» Dataset
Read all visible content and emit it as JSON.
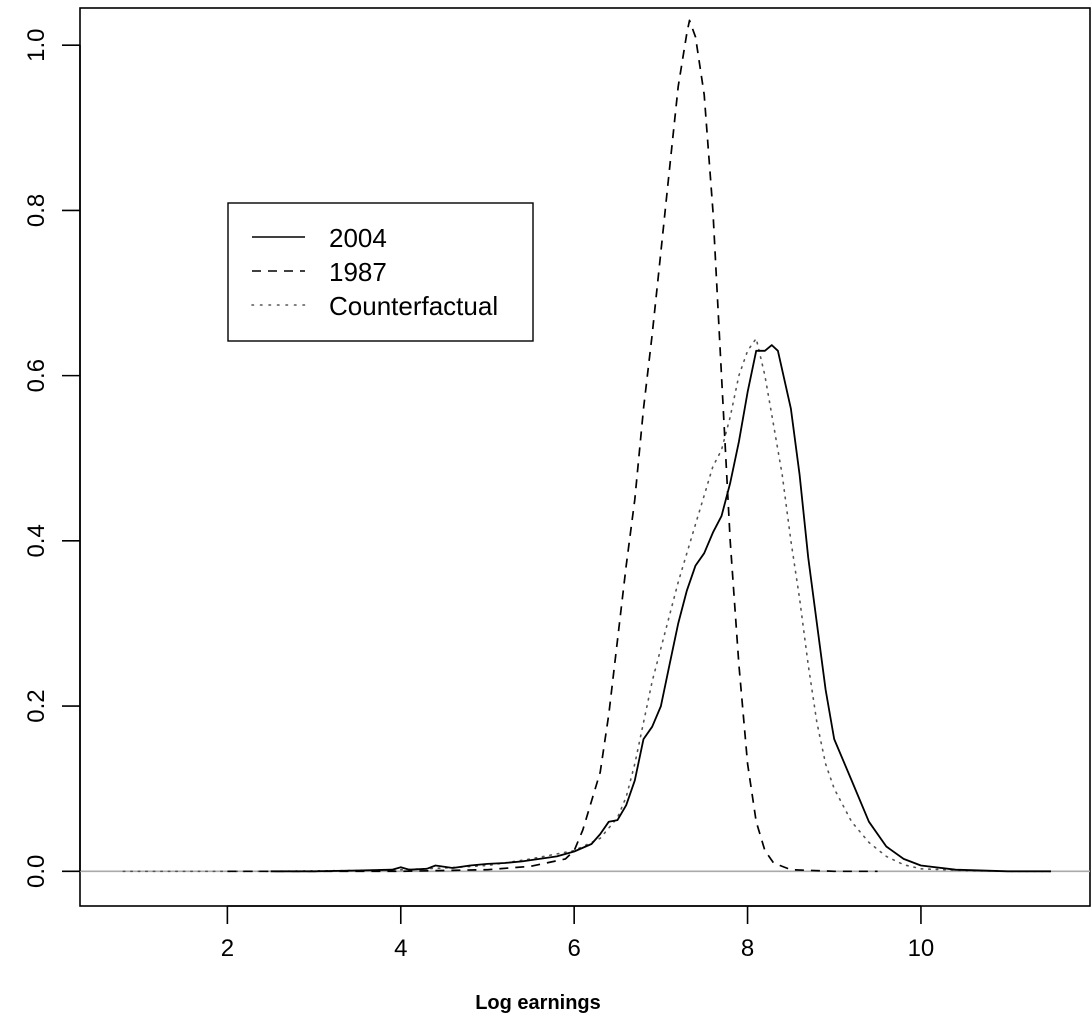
{
  "chart_data": {
    "type": "line",
    "title": "",
    "xlabel": "Log earnings",
    "ylabel": "",
    "xlim": [
      0.3,
      11.95
    ],
    "ylim": [
      -0.042,
      1.045
    ],
    "x_ticks": [
      2,
      4,
      6,
      8,
      10
    ],
    "y_ticks": [
      0.0,
      0.2,
      0.4,
      0.6,
      0.8,
      1.0
    ],
    "x_tick_labels": [
      "2",
      "4",
      "6",
      "8",
      "10"
    ],
    "y_tick_labels": [
      "0.0",
      "0.2",
      "0.4",
      "0.6",
      "0.8",
      "1.0"
    ],
    "baseline": 0,
    "legend": {
      "position": "upper-left",
      "entries": [
        "2004",
        "1987",
        "Counterfactual"
      ]
    },
    "series": [
      {
        "name": "2004",
        "style": "solid",
        "points": [
          [
            2.5,
            0.0
          ],
          [
            3.0,
            0.0
          ],
          [
            3.5,
            0.001
          ],
          [
            3.9,
            0.002
          ],
          [
            4.0,
            0.005
          ],
          [
            4.1,
            0.002
          ],
          [
            4.3,
            0.003
          ],
          [
            4.4,
            0.007
          ],
          [
            4.6,
            0.004
          ],
          [
            4.8,
            0.007
          ],
          [
            5.0,
            0.009
          ],
          [
            5.2,
            0.01
          ],
          [
            5.4,
            0.012
          ],
          [
            5.6,
            0.015
          ],
          [
            5.8,
            0.018
          ],
          [
            6.0,
            0.024
          ],
          [
            6.2,
            0.033
          ],
          [
            6.3,
            0.045
          ],
          [
            6.4,
            0.06
          ],
          [
            6.5,
            0.062
          ],
          [
            6.6,
            0.08
          ],
          [
            6.7,
            0.11
          ],
          [
            6.8,
            0.16
          ],
          [
            6.9,
            0.175
          ],
          [
            7.0,
            0.2
          ],
          [
            7.1,
            0.25
          ],
          [
            7.2,
            0.3
          ],
          [
            7.3,
            0.34
          ],
          [
            7.4,
            0.37
          ],
          [
            7.5,
            0.385
          ],
          [
            7.6,
            0.41
          ],
          [
            7.7,
            0.43
          ],
          [
            7.8,
            0.47
          ],
          [
            7.9,
            0.52
          ],
          [
            8.0,
            0.58
          ],
          [
            8.1,
            0.63
          ],
          [
            8.2,
            0.63
          ],
          [
            8.28,
            0.637
          ],
          [
            8.35,
            0.63
          ],
          [
            8.5,
            0.56
          ],
          [
            8.6,
            0.48
          ],
          [
            8.7,
            0.38
          ],
          [
            8.8,
            0.3
          ],
          [
            8.9,
            0.22
          ],
          [
            9.0,
            0.16
          ],
          [
            9.2,
            0.11
          ],
          [
            9.4,
            0.06
          ],
          [
            9.6,
            0.03
          ],
          [
            9.8,
            0.015
          ],
          [
            10.0,
            0.007
          ],
          [
            10.4,
            0.002
          ],
          [
            11.0,
            0.0
          ],
          [
            11.5,
            0.0
          ]
        ]
      },
      {
        "name": "1987",
        "style": "dashed",
        "points": [
          [
            2.0,
            0.0
          ],
          [
            3.0,
            0.0
          ],
          [
            4.0,
            0.0
          ],
          [
            5.0,
            0.002
          ],
          [
            5.5,
            0.006
          ],
          [
            5.9,
            0.015
          ],
          [
            6.0,
            0.025
          ],
          [
            6.1,
            0.05
          ],
          [
            6.2,
            0.085
          ],
          [
            6.3,
            0.12
          ],
          [
            6.4,
            0.19
          ],
          [
            6.5,
            0.28
          ],
          [
            6.6,
            0.37
          ],
          [
            6.7,
            0.45
          ],
          [
            6.8,
            0.56
          ],
          [
            6.9,
            0.65
          ],
          [
            7.0,
            0.75
          ],
          [
            7.1,
            0.85
          ],
          [
            7.2,
            0.95
          ],
          [
            7.3,
            1.015
          ],
          [
            7.33,
            1.03
          ],
          [
            7.4,
            1.01
          ],
          [
            7.5,
            0.94
          ],
          [
            7.6,
            0.8
          ],
          [
            7.7,
            0.6
          ],
          [
            7.8,
            0.4
          ],
          [
            7.9,
            0.25
          ],
          [
            8.0,
            0.13
          ],
          [
            8.1,
            0.06
          ],
          [
            8.2,
            0.025
          ],
          [
            8.3,
            0.01
          ],
          [
            8.5,
            0.002
          ],
          [
            9.0,
            0.0
          ],
          [
            9.5,
            0.0
          ]
        ]
      },
      {
        "name": "Counterfactual",
        "style": "dotted",
        "points": [
          [
            0.8,
            0.0
          ],
          [
            1.5,
            0.0
          ],
          [
            2.5,
            0.0
          ],
          [
            3.5,
            0.001
          ],
          [
            4.0,
            0.002
          ],
          [
            4.5,
            0.004
          ],
          [
            5.0,
            0.007
          ],
          [
            5.5,
            0.015
          ],
          [
            6.0,
            0.025
          ],
          [
            6.3,
            0.04
          ],
          [
            6.5,
            0.065
          ],
          [
            6.6,
            0.09
          ],
          [
            6.7,
            0.13
          ],
          [
            6.8,
            0.18
          ],
          [
            6.9,
            0.23
          ],
          [
            7.0,
            0.27
          ],
          [
            7.2,
            0.35
          ],
          [
            7.4,
            0.42
          ],
          [
            7.6,
            0.49
          ],
          [
            7.7,
            0.51
          ],
          [
            7.8,
            0.55
          ],
          [
            7.9,
            0.6
          ],
          [
            8.0,
            0.63
          ],
          [
            8.1,
            0.645
          ],
          [
            8.2,
            0.6
          ],
          [
            8.3,
            0.54
          ],
          [
            8.4,
            0.48
          ],
          [
            8.5,
            0.4
          ],
          [
            8.6,
            0.33
          ],
          [
            8.7,
            0.25
          ],
          [
            8.8,
            0.18
          ],
          [
            8.9,
            0.13
          ],
          [
            9.0,
            0.1
          ],
          [
            9.2,
            0.06
          ],
          [
            9.4,
            0.035
          ],
          [
            9.6,
            0.018
          ],
          [
            9.8,
            0.008
          ],
          [
            10.0,
            0.003
          ],
          [
            10.5,
            0.001
          ],
          [
            11.0,
            0.0
          ],
          [
            11.5,
            0.0
          ]
        ]
      }
    ]
  }
}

» Direction
Respond with nothing but the number of lines in the entries that contain the string "Counterfactual".

» Problem solution
2